=== The problem ===
Summarize the text below on climate change and water in the western United States in three sentences.

=== Document ===
--- --- ---
The science is quite clear that climate change will add to the challenges we face in managing our water supply, water quality, flood risks, wastewater, aquatic ecosystems, and energy production. These new stresses are likely to be felt first in the western United States, the fastest growing region of the nation. From 2000 to 2010, Nevada grew the most at 35.1 percent, followed by Arizona, Utah, Idaho and Texas. Nevada is the only state that has maintained a growth rate of 25.0 percent or greater for the last three decades,1 with some of the fastest growth in the driest areas.

Earlier this week, the Department published the report called for under Section 9503(c) of the SECURE Water Act (Report). The Report synthesizes existing peer-reviewed literature on climate change, and also features an original assessment of climate change implications for snowpack and natural hydrology. The Report provides a presentation of Reclamation's work to date on assessing the effects and risks from global climate change on water resources in each major Reclamation river basin; the impact of global climate change on operations in each of these basins; mitigation and adaptation strategies to address global climate change; and each coordination activity conducted by the Department within Federal and state water resource agencies.

The Report re-emphasizes other scientific studies which conclude that in the 21st century temperatures may increase by roughly 3 to 4 degrees Celsius (°C) in the Western United States. This increase is in addition to the approximate 1-2 °C average warming experienced across much of the West during the 20th Century. Also, in the coming years, it is likely that the northwestern and north central portions of the United States will have greater rainfall (e.g., Columbia and Missouri basins), while the southwestern and south central portions are expected to have less precipitation (e.g., San Joaquin, Truckee, middle to lower Colorado, and Rio Grande basins). For the areas in between trends in precipitation have not yet been identified, though increasing temperatures may still affect water supply availability (e.g., Klamath and Sacramento River Basins). April 1st snowpacks are projected in the Report to decrease for almost all of the Western United States and annual water supplies may change, with the peak flow in snow-pack dominated watersheds occurring earlier.

Speaking to the Colorado River Basin specifically, the Report shows that the entire basin experienced an increase in temperature in the 20th century. The amount of increase varies geographically and seasonally, but is roughly between 1 and 3 °C. This temperature increase is changing the dynamics of the basin, identified through measurement of the number of frost-free days, length of the frost-free season, and in the growing season length (spring is coming earlier). Results from climate simulations indicate a high degree of agreement on projected changes in temperature. Temperature is projected to increase by 1 to 2 °C by 2040, 2 to 2.75 °C by 2070 and by up to 4 °C by the end of the 21st century.
--- --- ---
=== Excerpted records ===
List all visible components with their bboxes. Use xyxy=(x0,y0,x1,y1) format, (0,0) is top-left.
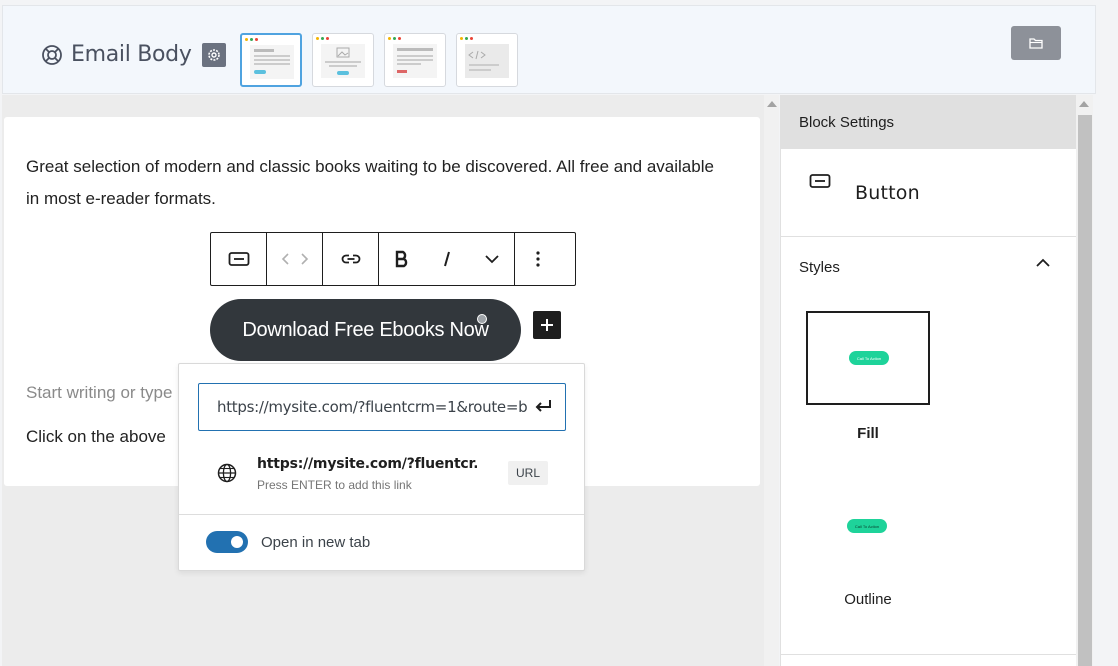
code-preview-icon xyxy=(465,44,509,78)
chevron-down-icon xyxy=(484,255,499,264)
template-switcher xyxy=(240,33,518,87)
sidebar-title: Block Settings xyxy=(799,113,895,131)
globe-icon xyxy=(217,463,237,483)
button-block-icon xyxy=(228,252,249,266)
template-thumb-raw-html[interactable] xyxy=(456,33,518,87)
lifebuoy-icon xyxy=(42,44,62,65)
url-input-value: https://mysite.com/?fluentcrm=1&route=bn… xyxy=(217,398,527,416)
intro-paragraph[interactable]: Great selection of modern and classic bo… xyxy=(26,151,716,215)
block-card: Button xyxy=(781,149,1076,237)
button-block-icon xyxy=(809,174,831,188)
template-thumb-simple[interactable] xyxy=(240,33,302,87)
bold-button[interactable] xyxy=(379,233,424,285)
styles-panel-toggle[interactable]: Styles xyxy=(799,259,840,276)
popover-divider xyxy=(179,514,584,515)
options-button[interactable] xyxy=(515,233,560,285)
templates-folder-button[interactable] xyxy=(1011,26,1061,60)
italic-icon xyxy=(443,251,450,267)
image-preview-icon xyxy=(321,44,365,78)
vertical-ellipsis-icon xyxy=(535,251,540,267)
template-thumb-image[interactable] xyxy=(312,33,374,87)
suggestion-url: https://mysite.com/?fluentcr... xyxy=(257,456,477,472)
style-fill-label: Fill xyxy=(857,425,879,442)
link-icon xyxy=(341,254,360,264)
empty-block-placeholder[interactable]: Start writing or type xyxy=(26,383,172,403)
chevron-up-icon[interactable] xyxy=(1035,258,1051,268)
sidebar-header: Block Settings xyxy=(781,95,1076,149)
email-body-header: Email Body xyxy=(2,5,1096,94)
style-outline-label: Outline xyxy=(844,591,892,608)
style-option-fill[interactable]: Call To Action xyxy=(806,311,930,405)
page-title: Email Body xyxy=(71,42,192,67)
open-new-tab-row: Open in new tab xyxy=(206,531,370,553)
link-popover: https://mysite.com/?fluentcrm=1&route=bn… xyxy=(178,363,585,571)
suggestion-hint: Press ENTER to add this link xyxy=(257,478,412,492)
fill-preview-pill: Call To Action xyxy=(849,351,889,365)
sidebar-scrollbar[interactable] xyxy=(1076,95,1093,666)
link-suggestion[interactable]: https://mysite.com/?fluentcr... Press EN… xyxy=(179,446,584,514)
move-arrows-button[interactable] xyxy=(267,233,322,285)
url-input[interactable]: https://mysite.com/?fluentcrm=1&route=bn… xyxy=(198,383,566,431)
italic-button[interactable] xyxy=(424,233,469,285)
sidebar-divider xyxy=(781,654,1076,655)
instruction-text[interactable]: Click on the above xyxy=(26,427,166,447)
mouse-cursor xyxy=(477,314,487,324)
template-preview-icon xyxy=(250,45,294,79)
scrollbar-thumb[interactable] xyxy=(1078,115,1092,666)
scroll-up-icon[interactable] xyxy=(1079,101,1089,107)
open-new-tab-label: Open in new tab xyxy=(261,533,371,551)
gear-icon xyxy=(207,48,220,61)
folder-icon xyxy=(1029,38,1043,49)
plus-icon xyxy=(541,319,553,331)
outline-preview-pill[interactable]: Call To Action xyxy=(847,519,887,533)
scroll-up-icon[interactable] xyxy=(767,101,777,107)
classic-preview-icon xyxy=(393,44,437,78)
block-type-button[interactable] xyxy=(211,233,266,285)
block-settings-sidebar: Block Settings Button Styles Call To Act… xyxy=(780,95,1076,666)
settings-button[interactable] xyxy=(201,42,226,67)
enter-icon[interactable] xyxy=(533,397,553,415)
block-name: Button xyxy=(855,182,920,204)
chevron-left-right-icon xyxy=(281,253,308,265)
title-group: Email Body xyxy=(41,42,226,67)
cta-button[interactable]: Download Free Ebooks Now xyxy=(210,299,521,361)
block-toolbar xyxy=(210,232,576,286)
open-new-tab-toggle[interactable] xyxy=(206,531,248,553)
bold-icon xyxy=(395,250,407,268)
add-block-button[interactable] xyxy=(533,311,561,339)
cta-button-label: Download Free Ebooks Now xyxy=(242,318,489,341)
template-thumb-classic[interactable] xyxy=(384,33,446,87)
link-button[interactable] xyxy=(323,233,378,285)
more-formatting-button[interactable] xyxy=(469,233,514,285)
editor-scrollbar[interactable] xyxy=(764,95,779,666)
url-type-badge: URL xyxy=(508,461,548,485)
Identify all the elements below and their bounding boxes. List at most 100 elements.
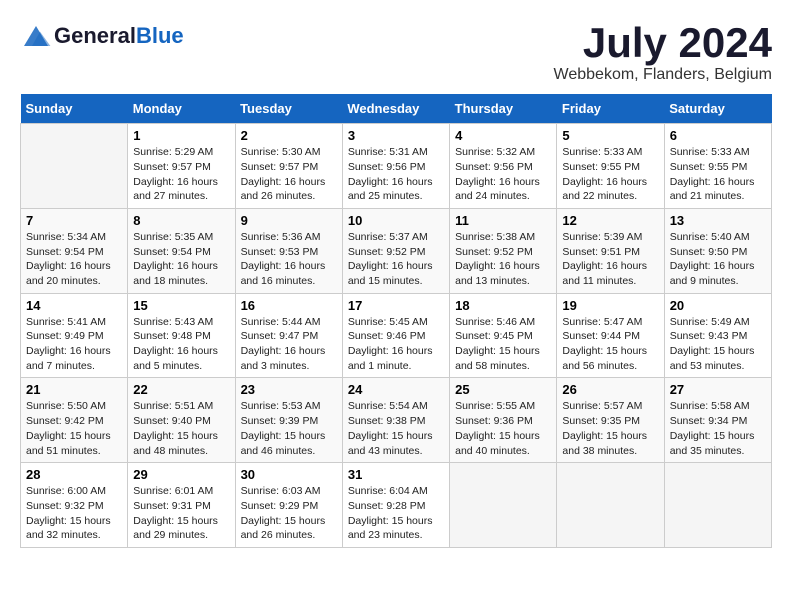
- day-info: Sunrise: 5:41 AMSunset: 9:49 PMDaylight:…: [26, 315, 122, 374]
- calendar-cell: 5 Sunrise: 5:33 AMSunset: 9:55 PMDaylight…: [557, 124, 664, 209]
- day-info: Sunrise: 5:36 AMSunset: 9:53 PMDaylight:…: [241, 230, 337, 289]
- calendar-cell: 20Sunrise: 5:49 AMSunset: 9:43 PMDayligh…: [664, 293, 771, 378]
- day-info: Sunrise: 5:34 AMSunset: 9:54 PMDaylight:…: [26, 230, 122, 289]
- header-sunday: Sunday: [21, 94, 128, 124]
- calendar-header-row: SundayMondayTuesdayWednesdayThursdayFrid…: [21, 94, 772, 124]
- calendar-cell: 22Sunrise: 5:51 AMSunset: 9:40 PMDayligh…: [128, 378, 235, 463]
- calendar-cell: 29 Sunrise: 6:01 AMSunset: 9:31 PMDayligh…: [128, 463, 235, 548]
- day-info: Sunrise: 5:44 AMSunset: 9:47 PMDaylight:…: [241, 315, 337, 374]
- month-title: July 2024: [554, 20, 772, 66]
- day-info: Sunrise: 5:47 AMSunset: 9:44 PMDaylight:…: [562, 315, 658, 374]
- calendar-cell: 30 Sunrise: 6:03 AMSunset: 9:29 PMDayligh…: [235, 463, 342, 548]
- header-thursday: Thursday: [450, 94, 557, 124]
- page-header: GeneralBlue July 2024 Webbekom, Flanders…: [20, 20, 772, 84]
- day-number: 7: [26, 213, 122, 228]
- day-info: Sunrise: 5:35 AMSunset: 9:54 PMDaylight:…: [133, 230, 229, 289]
- calendar-cell: 12Sunrise: 5:39 AMSunset: 9:51 PMDayligh…: [557, 208, 664, 293]
- logo-icon: [20, 20, 52, 52]
- header-friday: Friday: [557, 94, 664, 124]
- calendar-cell: 7 Sunrise: 5:34 AMSunset: 9:54 PMDaylight…: [21, 208, 128, 293]
- day-info: Sunrise: 5:31 AMSunset: 9:56 PMDaylight:…: [348, 145, 444, 204]
- calendar-cell: 17Sunrise: 5:45 AMSunset: 9:46 PMDayligh…: [342, 293, 449, 378]
- day-info: Sunrise: 5:58 AMSunset: 9:34 PMDaylight:…: [670, 399, 766, 458]
- day-number: 21: [26, 382, 122, 397]
- calendar-cell: 18 Sunrise: 5:46 AMSunset: 9:45 PMDayligh…: [450, 293, 557, 378]
- day-info: Sunrise: 5:33 AMSunset: 9:55 PMDaylight:…: [670, 145, 766, 204]
- logo-blue-text: Blue: [136, 23, 184, 49]
- day-number: 11: [455, 213, 551, 228]
- day-number: 3: [348, 128, 444, 143]
- day-info: Sunrise: 5:49 AMSunset: 9:43 PMDaylight:…: [670, 315, 766, 374]
- day-info: Sunrise: 6:01 AMSunset: 9:31 PMDaylight:…: [133, 484, 229, 543]
- day-number: 24: [348, 382, 444, 397]
- calendar-cell: [557, 463, 664, 548]
- header-wednesday: Wednesday: [342, 94, 449, 124]
- day-info: Sunrise: 5:51 AMSunset: 9:40 PMDaylight:…: [133, 399, 229, 458]
- day-number: 25: [455, 382, 551, 397]
- day-info: Sunrise: 5:40 AMSunset: 9:50 PMDaylight:…: [670, 230, 766, 289]
- day-number: 18: [455, 298, 551, 313]
- calendar-cell: 26Sunrise: 5:57 AMSunset: 9:35 PMDayligh…: [557, 378, 664, 463]
- day-number: 29: [133, 467, 229, 482]
- title-block: July 2024 Webbekom, Flanders, Belgium: [554, 20, 772, 84]
- day-number: 19: [562, 298, 658, 313]
- calendar-cell: 25 Sunrise: 5:55 AMSunset: 9:36 PMDayligh…: [450, 378, 557, 463]
- logo-general-text: General: [54, 23, 136, 49]
- day-number: 14: [26, 298, 122, 313]
- calendar-cell: [450, 463, 557, 548]
- day-number: 5: [562, 128, 658, 143]
- day-info: Sunrise: 5:38 AMSunset: 9:52 PMDaylight:…: [455, 230, 551, 289]
- day-number: 6: [670, 128, 766, 143]
- day-info: Sunrise: 5:46 AMSunset: 9:45 PMDaylight:…: [455, 315, 551, 374]
- week-row-4: 21 Sunrise: 5:50 AMSunset: 9:42 PMDayligh…: [21, 378, 772, 463]
- header-monday: Monday: [128, 94, 235, 124]
- calendar-cell: 8Sunrise: 5:35 AMSunset: 9:54 PMDaylight…: [128, 208, 235, 293]
- calendar-cell: 2 Sunrise: 5:30 AMSunset: 9:57 PMDaylight…: [235, 124, 342, 209]
- day-info: Sunrise: 5:50 AMSunset: 9:42 PMDaylight:…: [26, 399, 122, 458]
- day-number: 2: [241, 128, 337, 143]
- day-number: 28: [26, 467, 122, 482]
- day-info: Sunrise: 5:37 AMSunset: 9:52 PMDaylight:…: [348, 230, 444, 289]
- calendar-cell: 27 Sunrise: 5:58 AMSunset: 9:34 PMDayligh…: [664, 378, 771, 463]
- day-number: 30: [241, 467, 337, 482]
- calendar-table: SundayMondayTuesdayWednesdayThursdayFrid…: [20, 94, 772, 548]
- header-tuesday: Tuesday: [235, 94, 342, 124]
- day-number: 10: [348, 213, 444, 228]
- calendar-cell: 4Sunrise: 5:32 AMSunset: 9:56 PMDaylight…: [450, 124, 557, 209]
- day-info: Sunrise: 5:55 AMSunset: 9:36 PMDaylight:…: [455, 399, 551, 458]
- day-number: 23: [241, 382, 337, 397]
- location-subtitle: Webbekom, Flanders, Belgium: [554, 66, 772, 84]
- day-info: Sunrise: 5:45 AMSunset: 9:46 PMDaylight:…: [348, 315, 444, 374]
- calendar-cell: 9 Sunrise: 5:36 AMSunset: 9:53 PMDaylight…: [235, 208, 342, 293]
- day-info: Sunrise: 5:33 AMSunset: 9:55 PMDaylight:…: [562, 145, 658, 204]
- calendar-cell: 11 Sunrise: 5:38 AMSunset: 9:52 PMDayligh…: [450, 208, 557, 293]
- day-number: 26: [562, 382, 658, 397]
- week-row-2: 7 Sunrise: 5:34 AMSunset: 9:54 PMDaylight…: [21, 208, 772, 293]
- calendar-cell: 1 Sunrise: 5:29 AMSunset: 9:57 PMDaylight…: [128, 124, 235, 209]
- calendar-cell: 14 Sunrise: 5:41 AMSunset: 9:49 PMDayligh…: [21, 293, 128, 378]
- day-number: 1: [133, 128, 229, 143]
- calendar-cell: 15Sunrise: 5:43 AMSunset: 9:48 PMDayligh…: [128, 293, 235, 378]
- calendar-cell: 31Sunrise: 6:04 AMSunset: 9:28 PMDayligh…: [342, 463, 449, 548]
- day-info: Sunrise: 5:30 AMSunset: 9:57 PMDaylight:…: [241, 145, 337, 204]
- calendar-cell: 13 Sunrise: 5:40 AMSunset: 9:50 PMDayligh…: [664, 208, 771, 293]
- calendar-cell: 19 Sunrise: 5:47 AMSunset: 9:44 PMDayligh…: [557, 293, 664, 378]
- day-info: Sunrise: 5:29 AMSunset: 9:57 PMDaylight:…: [133, 145, 229, 204]
- calendar-cell: 21 Sunrise: 5:50 AMSunset: 9:42 PMDayligh…: [21, 378, 128, 463]
- day-number: 27: [670, 382, 766, 397]
- calendar-cell: 6 Sunrise: 5:33 AMSunset: 9:55 PMDaylight…: [664, 124, 771, 209]
- calendar-cell: 16Sunrise: 5:44 AMSunset: 9:47 PMDayligh…: [235, 293, 342, 378]
- calendar-cell: 24 Sunrise: 5:54 AMSunset: 9:38 PMDayligh…: [342, 378, 449, 463]
- day-number: 4: [455, 128, 551, 143]
- calendar-cell: 10 Sunrise: 5:37 AMSunset: 9:52 PMDayligh…: [342, 208, 449, 293]
- calendar-cell: 28Sunrise: 6:00 AMSunset: 9:32 PMDayligh…: [21, 463, 128, 548]
- day-number: 9: [241, 213, 337, 228]
- day-number: 13: [670, 213, 766, 228]
- calendar-cell: 3 Sunrise: 5:31 AMSunset: 9:56 PMDaylight…: [342, 124, 449, 209]
- day-info: Sunrise: 5:54 AMSunset: 9:38 PMDaylight:…: [348, 399, 444, 458]
- calendar-cell: [21, 124, 128, 209]
- day-info: Sunrise: 6:03 AMSunset: 9:29 PMDaylight:…: [241, 484, 337, 543]
- week-row-3: 14 Sunrise: 5:41 AMSunset: 9:49 PMDayligh…: [21, 293, 772, 378]
- calendar-cell: [664, 463, 771, 548]
- day-info: Sunrise: 5:43 AMSunset: 9:48 PMDaylight:…: [133, 315, 229, 374]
--- --- ---
=== Exercise result ===
Climate change will add to the challenges of managing water supply, water quality, flood risks, wastewater, aquatic ecosystems and energy production, and these stresses are likely to be felt first in the fast-growing western United States. A Department report under the SECURE Water Act synthesizes peer-reviewed literature and assesses effects on snowpack and hydrology, projecting Western temperature increases of roughly 3 to 4 °C this century, more rainfall in the northwest and north central regions, less precipitation in the southwest and south central regions, and smaller April 1st snowpacks with earlier peak flows. In the Colorado River Basin, temperatures rose roughly 1 to 3 °C in the 20th century and are projected to rise by up to 4 °C by the end of the 21st century.